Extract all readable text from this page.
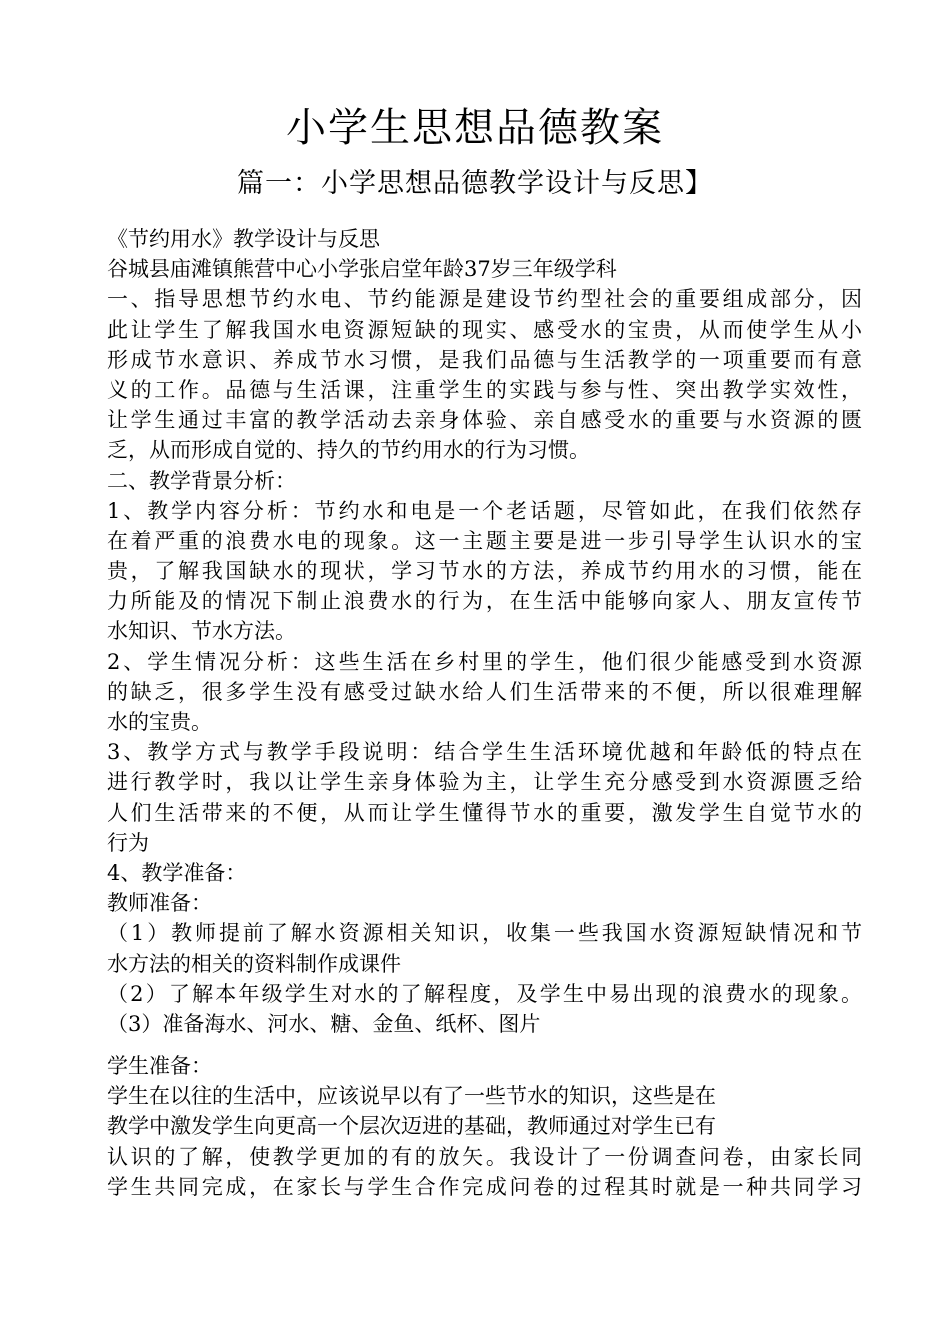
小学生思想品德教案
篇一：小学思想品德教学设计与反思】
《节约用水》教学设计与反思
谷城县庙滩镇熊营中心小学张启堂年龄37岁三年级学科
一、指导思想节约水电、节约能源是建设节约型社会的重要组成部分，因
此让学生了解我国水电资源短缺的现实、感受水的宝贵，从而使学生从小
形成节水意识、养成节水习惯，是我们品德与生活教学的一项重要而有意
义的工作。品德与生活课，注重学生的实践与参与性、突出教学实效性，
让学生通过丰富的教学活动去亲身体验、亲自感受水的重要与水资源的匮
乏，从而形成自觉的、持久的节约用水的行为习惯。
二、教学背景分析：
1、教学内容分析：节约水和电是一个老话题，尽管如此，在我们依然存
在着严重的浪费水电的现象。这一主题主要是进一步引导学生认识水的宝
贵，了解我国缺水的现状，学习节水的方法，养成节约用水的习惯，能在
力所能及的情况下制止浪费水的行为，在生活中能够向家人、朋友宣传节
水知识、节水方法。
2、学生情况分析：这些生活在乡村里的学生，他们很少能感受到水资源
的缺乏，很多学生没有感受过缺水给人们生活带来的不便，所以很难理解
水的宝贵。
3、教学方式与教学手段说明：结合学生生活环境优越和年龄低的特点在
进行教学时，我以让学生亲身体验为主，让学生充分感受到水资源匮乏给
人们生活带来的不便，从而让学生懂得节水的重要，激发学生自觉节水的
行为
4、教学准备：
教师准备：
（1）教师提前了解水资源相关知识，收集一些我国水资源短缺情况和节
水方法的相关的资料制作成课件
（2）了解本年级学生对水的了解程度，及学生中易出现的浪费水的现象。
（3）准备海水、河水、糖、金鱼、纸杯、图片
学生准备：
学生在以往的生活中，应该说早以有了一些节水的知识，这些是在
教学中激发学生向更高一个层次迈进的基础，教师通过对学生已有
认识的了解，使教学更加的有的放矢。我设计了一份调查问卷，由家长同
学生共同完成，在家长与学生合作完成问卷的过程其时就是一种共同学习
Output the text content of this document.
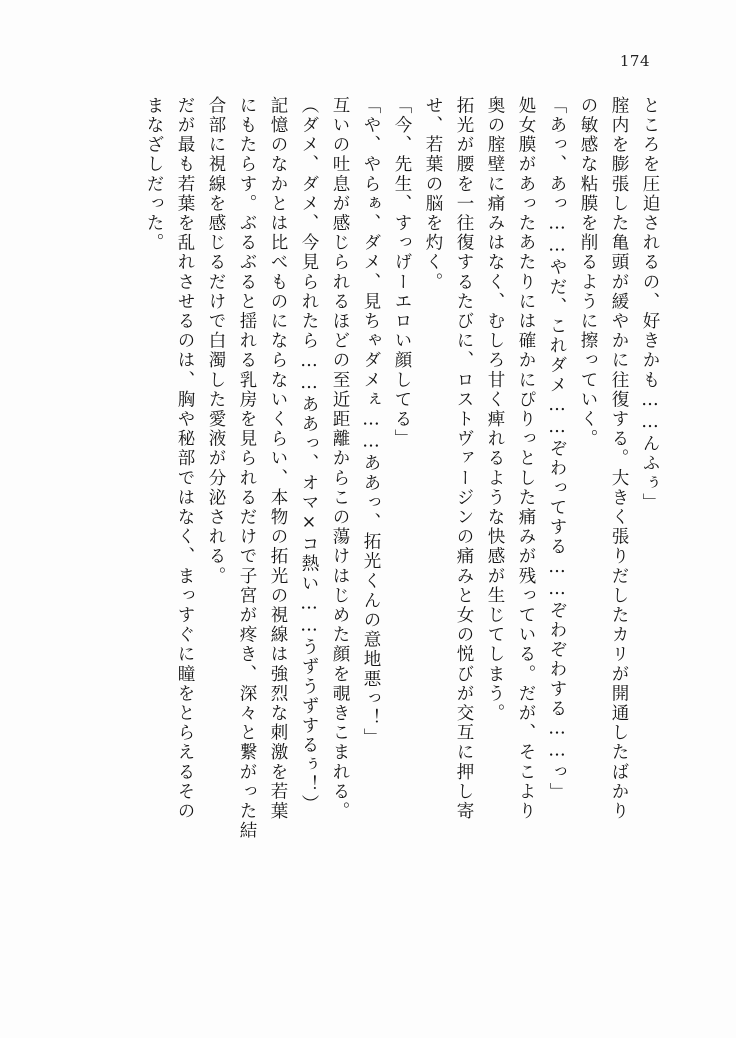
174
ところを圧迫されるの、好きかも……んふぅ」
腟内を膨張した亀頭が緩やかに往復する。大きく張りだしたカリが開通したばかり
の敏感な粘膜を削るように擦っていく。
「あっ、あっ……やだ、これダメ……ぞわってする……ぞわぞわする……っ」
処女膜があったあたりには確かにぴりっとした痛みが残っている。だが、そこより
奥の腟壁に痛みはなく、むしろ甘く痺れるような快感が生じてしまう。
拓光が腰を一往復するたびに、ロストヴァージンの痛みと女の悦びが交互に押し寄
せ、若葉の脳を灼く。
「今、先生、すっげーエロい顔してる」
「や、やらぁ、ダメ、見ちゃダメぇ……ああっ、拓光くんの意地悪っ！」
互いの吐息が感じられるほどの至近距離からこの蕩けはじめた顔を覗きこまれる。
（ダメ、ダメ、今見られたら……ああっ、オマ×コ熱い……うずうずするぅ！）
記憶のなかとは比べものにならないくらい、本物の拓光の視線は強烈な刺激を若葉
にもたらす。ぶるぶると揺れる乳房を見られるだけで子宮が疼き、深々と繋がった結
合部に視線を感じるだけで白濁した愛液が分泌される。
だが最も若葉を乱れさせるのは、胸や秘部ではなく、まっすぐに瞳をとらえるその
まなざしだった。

..........

Exercise objective
Transcribe every record above exactly as written, leaving out any pictures.

The completed task
Extract all readable text from this page.
小学生思想品德教案
篇一：小学思想品德教学设计与反思】
《节约用水》教学设计与反思
谷城县庙滩镇熊营中心小学张启堂年龄37岁三年级学科
一、指导思想节约水电、节约能源是建设节约型社会的重要组成部分，因
此让学生了解我国水电资源短缺的现实、感受水的宝贵，从而使学生从小
形成节水意识、养成节水习惯，是我们品德与生活教学的一项重要而有意
义的工作。品德与生活课，注重学生的实践与参与性、突出教学实效性，
让学生通过丰富的教学活动去亲身体验、亲自感受水的重要与水资源的匮
乏，从而形成自觉的、持久的节约用水的行为习惯。
二、教学背景分析：
1、教学内容分析：节约水和电是一个老话题，尽管如此，在我们依然存
在着严重的浪费水电的现象。这一主题主要是进一步引导学生认识水的宝
贵，了解我国缺水的现状，学习节水的方法，养成节约用水的习惯，能在
力所能及的情况下制止浪费水的行为，在生活中能够向家人、朋友宣传节
水知识、节水方法。
2、学生情况分析：这些生活在乡村里的学生，他们很少能感受到水资源
的缺乏，很多学生没有感受过缺水给人们生活带来的不便，所以很难理解
水的宝贵。
3、教学方式与教学手段说明：结合学生生活环境优越和年龄低的特点在
进行教学时，我以让学生亲身体验为主，让学生充分感受到水资源匮乏给
人们生活带来的不便，从而让学生懂得节水的重要，激发学生自觉节水的
行为
4、教学准备：
教师准备：
（1）教师提前了解水资源相关知识，收集一些我国水资源短缺情况和节
水方法的相关的资料制作成课件
（2）了解本年级学生对水的了解程度，及学生中易出现的浪费水的现象。
（3）准备海水、河水、糖、金鱼、纸杯、图片
学生准备：
学生在以往的生活中，应该说早以有了一些节水的知识，这些是在
教学中激发学生向更高一个层次迈进的基础，教师通过对学生已有
认识的了解，使教学更加的有的放矢。我设计了一份调查问卷，由家长同
学生共同完成，在家长与学生合作完成问卷的过程其时就是一种共同学习
Output the text content of this document.
174
ところを圧迫されるの、好きかも……んふぅ」
腟内を膨張した亀頭が緩やかに往復する。大きく張りだしたカリが開通したばかり
の敏感な粘膜を削るように擦っていく。
「あっ、あっ……やだ、これダメ……ぞわってする……ぞわぞわする……っ」
処女膜があったあたりには確かにぴりっとした痛みが残っている。だが、そこより
奥の腟壁に痛みはなく、むしろ甘く痺れるような快感が生じてしまう。
拓光が腰を一往復するたびに、ロストヴァージンの痛みと女の悦びが交互に押し寄
せ、若葉の脳を灼く。
「今、先生、すっげーエロい顔してる」
「や、やらぁ、ダメ、見ちゃダメぇ……ああっ、拓光くんの意地悪っ！」
互いの吐息が感じられるほどの至近距離からこの蕩けはじめた顔を覗きこまれる。
（ダメ、ダメ、今見られたら……ああっ、オマ×コ熱い……うずうずするぅ！）
記憶のなかとは比べものにならないくらい、本物の拓光の視線は強烈な刺激を若葉
にもたらす。ぶるぶると揺れる乳房を見られるだけで子宮が疼き、深々と繋がった結
合部に視線を感じるだけで白濁した愛液が分泌される。
だが最も若葉を乱れさせるのは、胸や秘部ではなく、まっすぐに瞳をとらえるその
まなざしだった。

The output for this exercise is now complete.